◆ **Records shown**:
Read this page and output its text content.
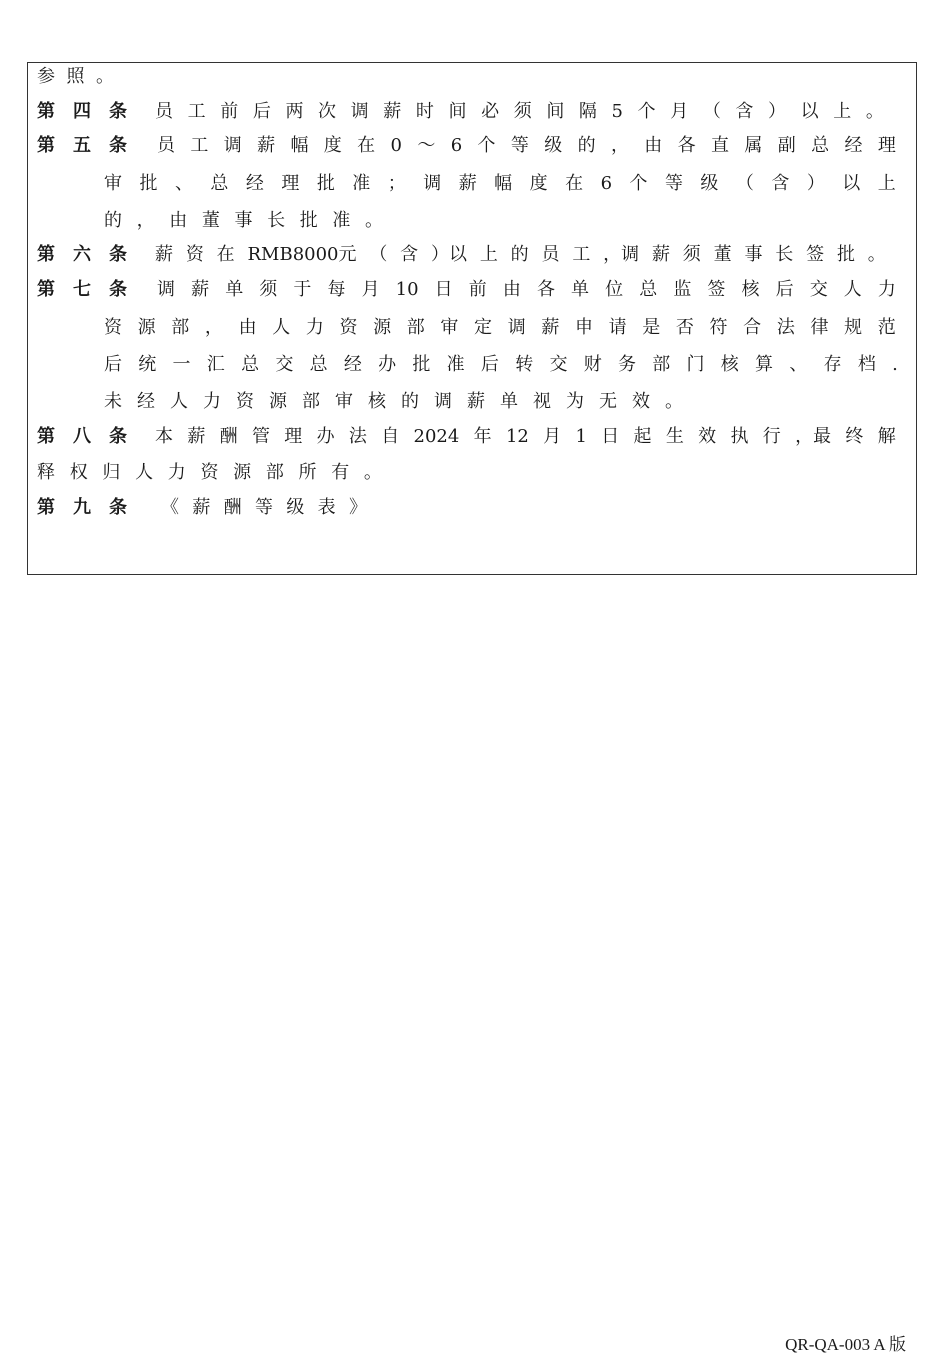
参 照 。
第 四 条 员 工 前 后 两 次 调 薪 时 间 必 须 间 隔 5 个 月 （ 含 ） 以 上 。
第 五 条 员 工 调 薪 幅 度 在 0 ～ 6 个 等 级 的 ， 由 各 直 属 副 总 经 理
审 批 、 总 经 理 批 准 ； 调 薪 幅 度 在 6 个 等 级 （ 含 ） 以 上
的 ， 由 董 事 长 批 准 。
第 六 条 薪 资 在 RMB8000元 （ 含 ）以 上 的 员 工 ，调 薪 须 董 事 长 签 批 。
第 七 条 调 薪 单 须 于 每 月 10 日 前 由 各 单 位 总 监 签 核 后 交 人 力
资 源 部 ， 由 人 力 资 源 部 审 定 调 薪 申 请 是 否 符 合 法 律 规 范
后 统 一 汇 总 交 总 经 办 批 准 后 转 交 财 务 部 门 核 算 、 存 档 .
未 经 人 力 资 源 部 审 核 的 调 薪 单 视 为 无 效 。
第 八 条 本 薪 酬 管 理 办 法 自 2024 年 12 月 1 日 起 生 效 执 行 ，最 终 解
释 权 归 人 力 资 源 部 所 有 。
第 九 条 《 薪 酬 等 级 表 》
QR-QA-003 A 版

◆ **Set task**:
Quote the material word for word, dropping any images it holds.

◆ **Finished exercise**:
Read this page and output its text content.
参 照 。
第 四 条 员 工 前 后 两 次 调 薪 时 间 必 须 间 隔 5 个 月 （ 含 ） 以 上 。
第 五 条 员 工 调 薪 幅 度 在 0 ～ 6 个 等 级 的 ， 由 各 直 属 副 总 经 理
审 批 、 总 经 理 批 准 ； 调 薪 幅 度 在 6 个 等 级 （ 含 ） 以 上
的 ， 由 董 事 长 批 准 。
第 六 条 薪 资 在 RMB8000元 （ 含 ）以 上 的 员 工 ，调 薪 须 董 事 长 签 批 。
第 七 条 调 薪 单 须 于 每 月 10 日 前 由 各 单 位 总 监 签 核 后 交 人 力
资 源 部 ， 由 人 力 资 源 部 审 定 调 薪 申 请 是 否 符 合 法 律 规 范
后 统 一 汇 总 交 总 经 办 批 准 后 转 交 财 务 部 门 核 算 、 存 档 .
未 经 人 力 资 源 部 审 核 的 调 薪 单 视 为 无 效 。
第 八 条 本 薪 酬 管 理 办 法 自 2024 年 12 月 1 日 起 生 效 执 行 ，最 终 解
释 权 归 人 力 资 源 部 所 有 。
第 九 条 《 薪 酬 等 级 表 》
QR-QA-003 A 版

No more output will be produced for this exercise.